> **Task inputs**:

•••••

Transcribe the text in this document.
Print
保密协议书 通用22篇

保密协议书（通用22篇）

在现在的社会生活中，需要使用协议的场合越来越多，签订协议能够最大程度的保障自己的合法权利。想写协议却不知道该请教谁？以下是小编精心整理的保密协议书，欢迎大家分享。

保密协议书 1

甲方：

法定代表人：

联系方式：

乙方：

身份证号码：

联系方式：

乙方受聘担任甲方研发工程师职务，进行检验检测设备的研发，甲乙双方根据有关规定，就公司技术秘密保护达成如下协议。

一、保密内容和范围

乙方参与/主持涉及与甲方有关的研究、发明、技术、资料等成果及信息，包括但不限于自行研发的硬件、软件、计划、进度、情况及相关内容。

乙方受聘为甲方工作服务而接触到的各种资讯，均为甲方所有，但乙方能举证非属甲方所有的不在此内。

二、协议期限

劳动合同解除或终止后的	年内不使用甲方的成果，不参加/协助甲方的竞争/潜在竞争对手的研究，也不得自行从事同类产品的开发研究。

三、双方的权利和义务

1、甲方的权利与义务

•••••

> **Task to complete**:
Your task is to output all of the data above word for word.

> **Right answer**:
Transcribe the text in this document.
Print
保密协议书 通用22篇

保密协议书（通用22篇）

在现在的社会生活中，需要使用协议的场合越来越多，签订协议能够最大程度的保障自己的合法权利。想写协议却不知道该请教谁？以下是小编精心整理的保密协议书，欢迎大家分享。

保密协议书 1

甲方：

法定代表人：

联系方式：

乙方：

身份证号码：

联系方式：

乙方受聘担任甲方研发工程师职务，进行检验检测设备的研发，甲乙双方根据有关规定，就公司技术秘密保护达成如下协议。

一、保密内容和范围

乙方参与/主持涉及与甲方有关的研究、发明、技术、资料等成果及信息，包括但不限于自行研发的硬件、软件、计划、进度、情况及相关内容。

乙方受聘为甲方工作服务而接触到的各种资讯，均为甲方所有，但乙方能举证非属甲方所有的不在此内。

二、协议期限

劳动合同解除或终止后的	年内不使用甲方的成果，不参加/协助甲方的竞争/潜在竞争对手的研究，也不得自行从事同类产品的开发研究。

三、双方的权利和义务

1、甲方的权利与义务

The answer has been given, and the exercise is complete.